◆ Exercise directions: Select the lines below containing the word "xlabel".

◆ Records for processing:
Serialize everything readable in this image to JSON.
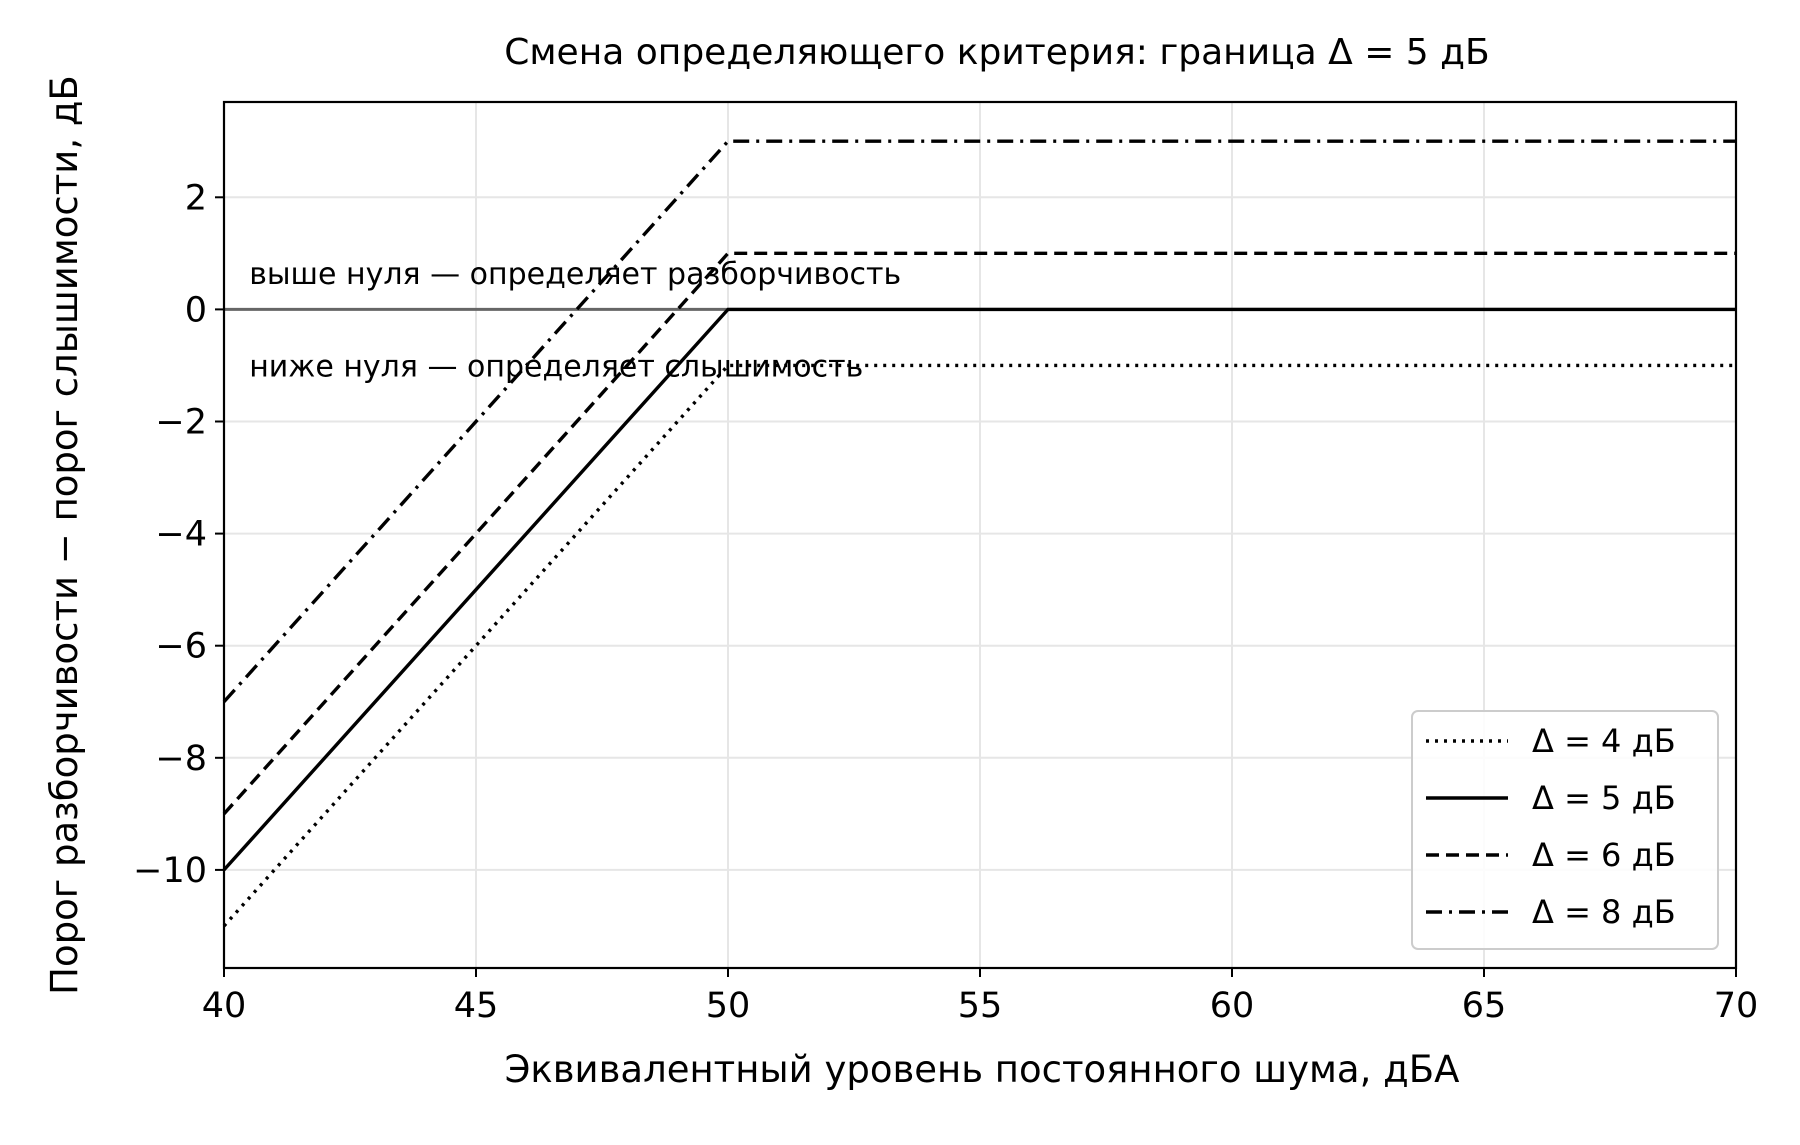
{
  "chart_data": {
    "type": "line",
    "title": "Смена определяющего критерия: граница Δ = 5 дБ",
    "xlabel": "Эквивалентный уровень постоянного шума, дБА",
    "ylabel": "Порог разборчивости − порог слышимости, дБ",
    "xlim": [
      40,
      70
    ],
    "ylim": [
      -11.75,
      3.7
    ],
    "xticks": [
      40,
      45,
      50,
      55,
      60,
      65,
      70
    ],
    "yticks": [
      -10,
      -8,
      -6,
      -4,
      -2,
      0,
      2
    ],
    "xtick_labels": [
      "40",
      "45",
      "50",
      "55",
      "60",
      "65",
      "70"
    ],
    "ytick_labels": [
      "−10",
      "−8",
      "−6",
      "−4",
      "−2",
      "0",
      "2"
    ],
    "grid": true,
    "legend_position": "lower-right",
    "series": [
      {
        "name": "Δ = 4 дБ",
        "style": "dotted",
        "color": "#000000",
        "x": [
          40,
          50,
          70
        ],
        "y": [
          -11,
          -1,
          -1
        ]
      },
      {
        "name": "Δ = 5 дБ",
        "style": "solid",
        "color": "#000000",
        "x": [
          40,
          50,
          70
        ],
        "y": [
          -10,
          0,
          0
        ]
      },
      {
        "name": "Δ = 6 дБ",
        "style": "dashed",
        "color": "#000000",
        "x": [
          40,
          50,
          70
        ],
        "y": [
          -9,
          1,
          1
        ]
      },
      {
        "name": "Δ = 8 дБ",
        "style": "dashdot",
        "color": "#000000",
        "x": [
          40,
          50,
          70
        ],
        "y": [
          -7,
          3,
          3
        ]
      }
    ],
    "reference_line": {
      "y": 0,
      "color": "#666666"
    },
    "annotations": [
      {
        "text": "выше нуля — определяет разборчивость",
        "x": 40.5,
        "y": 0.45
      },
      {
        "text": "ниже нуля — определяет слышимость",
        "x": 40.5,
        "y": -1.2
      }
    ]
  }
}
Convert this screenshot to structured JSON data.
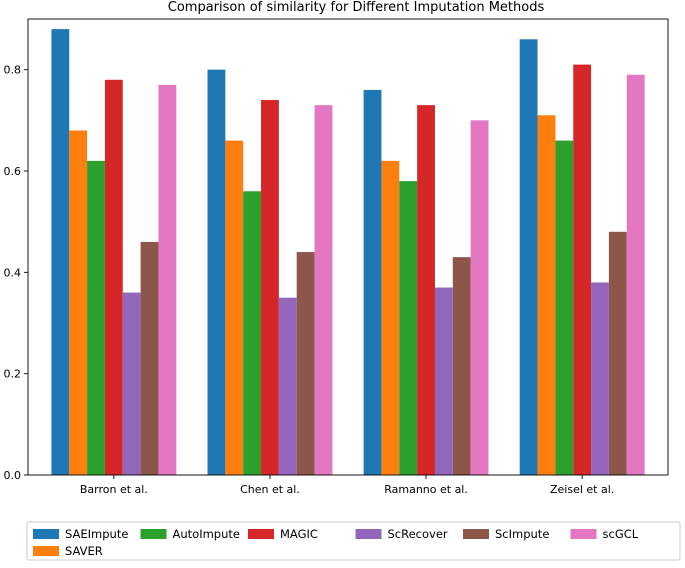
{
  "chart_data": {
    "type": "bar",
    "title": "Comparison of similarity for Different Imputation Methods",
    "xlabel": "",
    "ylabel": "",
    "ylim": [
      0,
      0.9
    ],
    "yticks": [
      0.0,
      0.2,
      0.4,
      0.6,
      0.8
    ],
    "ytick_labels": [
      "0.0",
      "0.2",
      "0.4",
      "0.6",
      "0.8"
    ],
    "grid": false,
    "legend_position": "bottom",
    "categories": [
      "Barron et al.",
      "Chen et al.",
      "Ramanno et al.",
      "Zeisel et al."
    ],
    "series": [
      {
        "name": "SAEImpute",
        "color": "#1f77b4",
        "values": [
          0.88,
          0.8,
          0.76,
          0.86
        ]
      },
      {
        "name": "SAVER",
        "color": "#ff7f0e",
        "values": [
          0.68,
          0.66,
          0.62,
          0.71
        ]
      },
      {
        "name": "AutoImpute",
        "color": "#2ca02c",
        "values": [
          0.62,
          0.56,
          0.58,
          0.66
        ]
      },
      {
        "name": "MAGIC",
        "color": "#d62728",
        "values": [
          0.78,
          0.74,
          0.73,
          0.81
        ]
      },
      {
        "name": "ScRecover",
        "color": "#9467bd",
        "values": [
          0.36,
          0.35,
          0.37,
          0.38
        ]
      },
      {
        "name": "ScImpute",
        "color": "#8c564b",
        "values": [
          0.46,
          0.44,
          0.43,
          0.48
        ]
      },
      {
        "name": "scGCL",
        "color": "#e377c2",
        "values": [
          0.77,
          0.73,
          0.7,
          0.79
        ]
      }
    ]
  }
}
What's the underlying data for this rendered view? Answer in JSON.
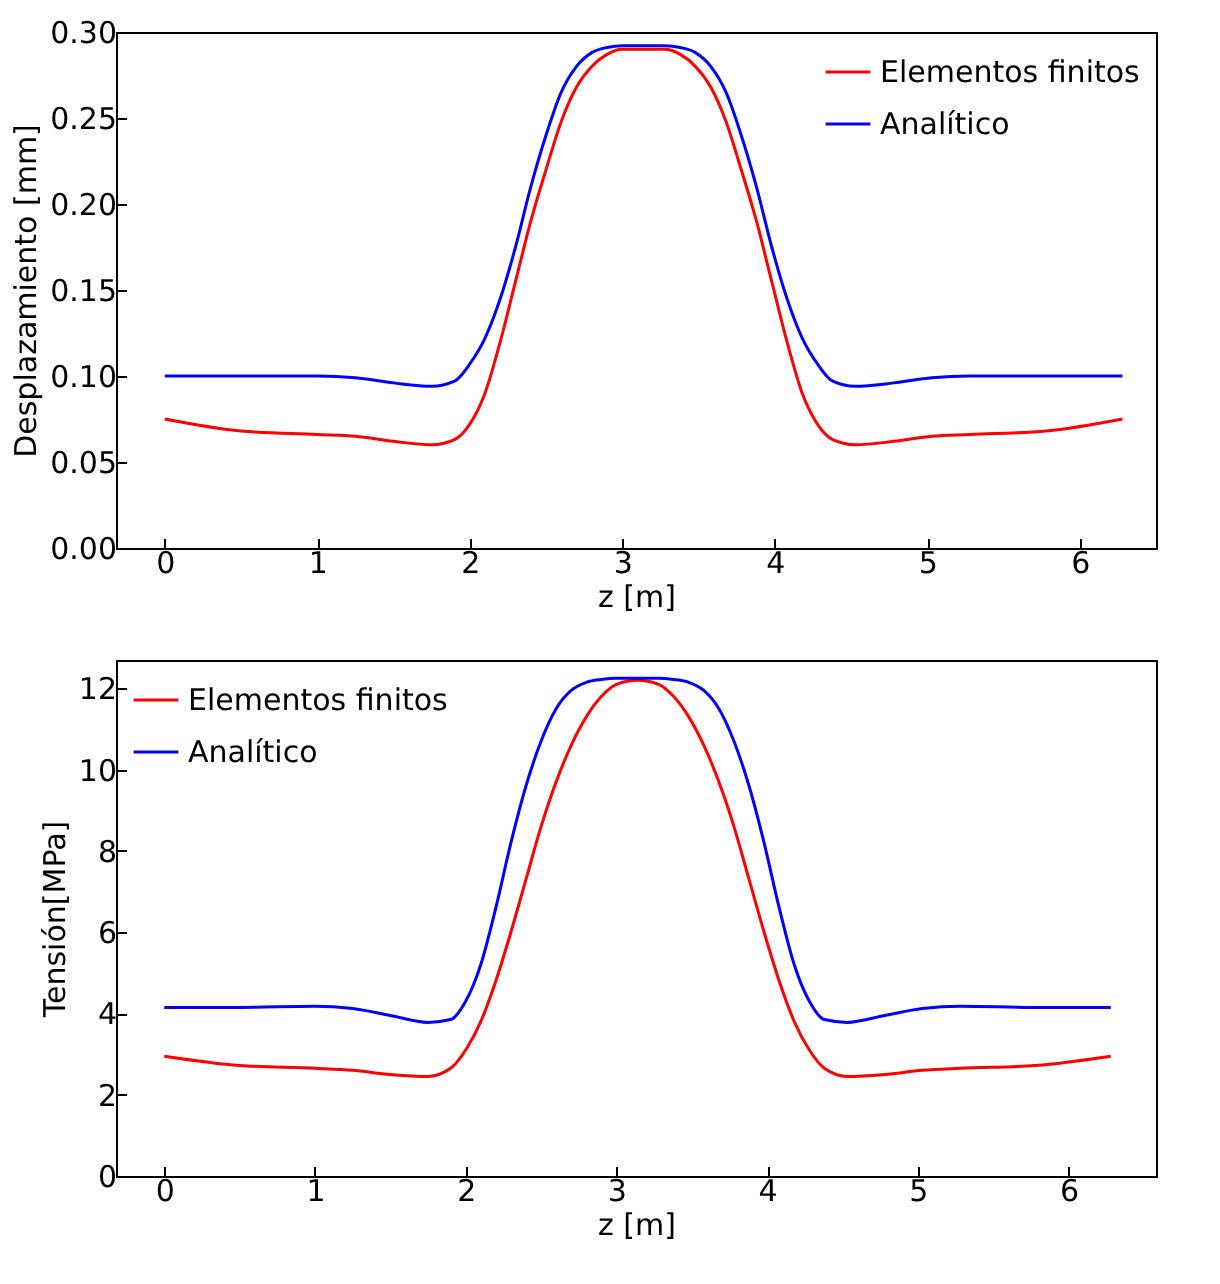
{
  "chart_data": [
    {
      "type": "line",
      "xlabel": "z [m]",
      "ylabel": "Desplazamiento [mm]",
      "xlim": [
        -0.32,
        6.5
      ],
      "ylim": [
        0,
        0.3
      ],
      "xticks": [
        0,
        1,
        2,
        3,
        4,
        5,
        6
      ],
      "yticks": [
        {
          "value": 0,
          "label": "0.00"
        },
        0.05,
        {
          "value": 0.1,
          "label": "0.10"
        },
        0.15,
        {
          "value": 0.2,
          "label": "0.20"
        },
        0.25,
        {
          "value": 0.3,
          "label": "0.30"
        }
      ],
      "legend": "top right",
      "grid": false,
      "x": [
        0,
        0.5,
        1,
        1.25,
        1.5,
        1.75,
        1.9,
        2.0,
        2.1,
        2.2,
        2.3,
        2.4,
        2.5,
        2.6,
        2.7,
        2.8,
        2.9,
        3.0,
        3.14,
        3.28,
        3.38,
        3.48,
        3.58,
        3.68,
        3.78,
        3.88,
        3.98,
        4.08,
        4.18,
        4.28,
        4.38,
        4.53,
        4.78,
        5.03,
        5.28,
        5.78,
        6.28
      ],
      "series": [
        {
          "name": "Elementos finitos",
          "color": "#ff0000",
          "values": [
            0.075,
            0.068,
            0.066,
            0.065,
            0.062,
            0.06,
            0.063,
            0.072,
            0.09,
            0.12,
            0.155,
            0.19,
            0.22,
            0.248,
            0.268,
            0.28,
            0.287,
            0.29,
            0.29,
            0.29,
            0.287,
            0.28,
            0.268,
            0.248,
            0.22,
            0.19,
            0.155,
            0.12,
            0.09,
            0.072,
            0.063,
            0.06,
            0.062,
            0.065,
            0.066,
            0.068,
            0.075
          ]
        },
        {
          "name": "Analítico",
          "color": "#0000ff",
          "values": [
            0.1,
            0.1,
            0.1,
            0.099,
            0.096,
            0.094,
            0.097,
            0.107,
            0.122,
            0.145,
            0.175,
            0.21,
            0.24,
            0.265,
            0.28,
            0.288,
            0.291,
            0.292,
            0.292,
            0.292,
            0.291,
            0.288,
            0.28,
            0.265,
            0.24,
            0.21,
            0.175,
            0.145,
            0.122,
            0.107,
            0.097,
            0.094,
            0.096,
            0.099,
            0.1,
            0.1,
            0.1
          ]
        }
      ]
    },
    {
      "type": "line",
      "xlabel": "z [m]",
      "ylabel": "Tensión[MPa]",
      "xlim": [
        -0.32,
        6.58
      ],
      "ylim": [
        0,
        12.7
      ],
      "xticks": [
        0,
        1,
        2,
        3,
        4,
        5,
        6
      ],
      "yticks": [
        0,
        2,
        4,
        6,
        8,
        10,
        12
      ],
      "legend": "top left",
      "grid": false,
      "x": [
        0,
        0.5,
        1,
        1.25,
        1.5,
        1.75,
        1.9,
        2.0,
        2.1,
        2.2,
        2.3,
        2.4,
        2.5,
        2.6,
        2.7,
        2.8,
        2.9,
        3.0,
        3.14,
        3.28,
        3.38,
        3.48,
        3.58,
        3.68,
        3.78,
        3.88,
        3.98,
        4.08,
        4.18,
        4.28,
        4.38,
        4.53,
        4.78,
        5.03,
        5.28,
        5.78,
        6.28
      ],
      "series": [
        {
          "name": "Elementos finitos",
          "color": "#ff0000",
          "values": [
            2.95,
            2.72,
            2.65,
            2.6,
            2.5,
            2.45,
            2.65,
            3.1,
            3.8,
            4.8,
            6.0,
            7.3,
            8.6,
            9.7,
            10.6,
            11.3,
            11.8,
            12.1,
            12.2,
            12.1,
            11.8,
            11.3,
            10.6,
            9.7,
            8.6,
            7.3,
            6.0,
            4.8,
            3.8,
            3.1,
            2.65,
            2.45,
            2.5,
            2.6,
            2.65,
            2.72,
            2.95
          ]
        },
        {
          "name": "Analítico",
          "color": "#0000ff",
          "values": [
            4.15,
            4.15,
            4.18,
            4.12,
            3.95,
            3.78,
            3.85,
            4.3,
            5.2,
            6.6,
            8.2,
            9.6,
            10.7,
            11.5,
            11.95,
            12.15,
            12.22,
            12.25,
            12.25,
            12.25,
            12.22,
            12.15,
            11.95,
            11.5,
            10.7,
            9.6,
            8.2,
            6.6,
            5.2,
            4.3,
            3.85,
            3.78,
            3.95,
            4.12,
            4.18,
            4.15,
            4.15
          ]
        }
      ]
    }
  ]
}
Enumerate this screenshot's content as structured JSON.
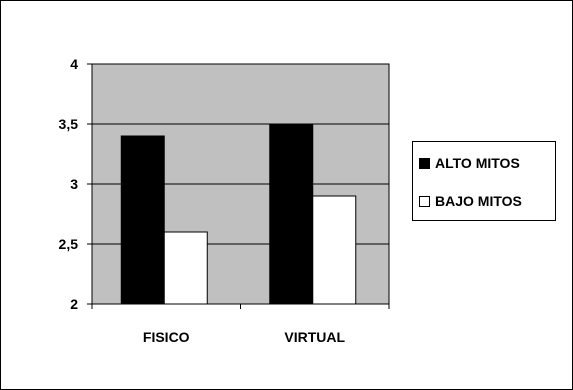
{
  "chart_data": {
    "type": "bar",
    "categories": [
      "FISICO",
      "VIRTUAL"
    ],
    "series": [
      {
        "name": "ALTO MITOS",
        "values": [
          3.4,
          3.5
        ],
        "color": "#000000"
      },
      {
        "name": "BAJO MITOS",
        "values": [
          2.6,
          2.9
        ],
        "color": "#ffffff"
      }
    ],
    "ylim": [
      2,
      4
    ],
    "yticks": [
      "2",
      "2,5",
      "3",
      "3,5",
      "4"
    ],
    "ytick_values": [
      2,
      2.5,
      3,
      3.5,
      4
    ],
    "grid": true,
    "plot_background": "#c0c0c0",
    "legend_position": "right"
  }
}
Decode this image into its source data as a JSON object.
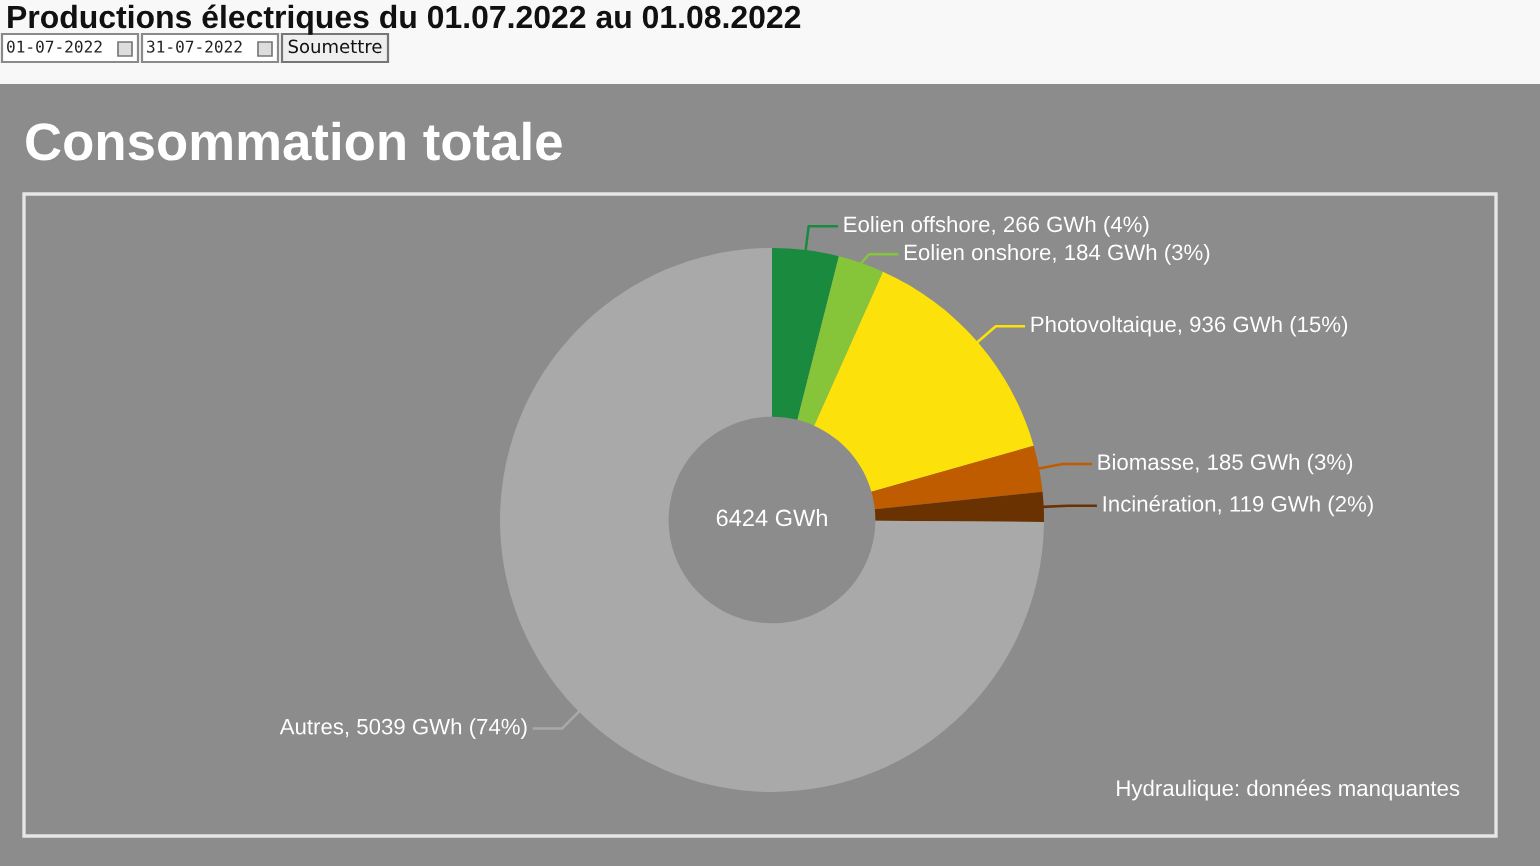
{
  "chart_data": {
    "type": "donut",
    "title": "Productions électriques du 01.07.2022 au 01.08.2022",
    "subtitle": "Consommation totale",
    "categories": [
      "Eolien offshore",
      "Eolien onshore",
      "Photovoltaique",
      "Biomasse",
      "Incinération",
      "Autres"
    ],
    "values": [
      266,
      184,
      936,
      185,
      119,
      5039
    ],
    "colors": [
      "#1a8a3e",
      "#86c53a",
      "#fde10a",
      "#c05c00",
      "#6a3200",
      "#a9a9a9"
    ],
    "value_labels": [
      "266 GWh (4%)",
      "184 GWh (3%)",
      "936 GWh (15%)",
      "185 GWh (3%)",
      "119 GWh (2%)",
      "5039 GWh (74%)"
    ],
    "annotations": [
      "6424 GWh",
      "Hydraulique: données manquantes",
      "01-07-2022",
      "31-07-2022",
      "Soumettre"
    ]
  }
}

◆ Task output:
    "xlabel": "Эквивалентный уровень постоянного шума, дБА",
    "xlabel": "",
      "xlabel": "z [m]",
      "xlabel": "z [m]",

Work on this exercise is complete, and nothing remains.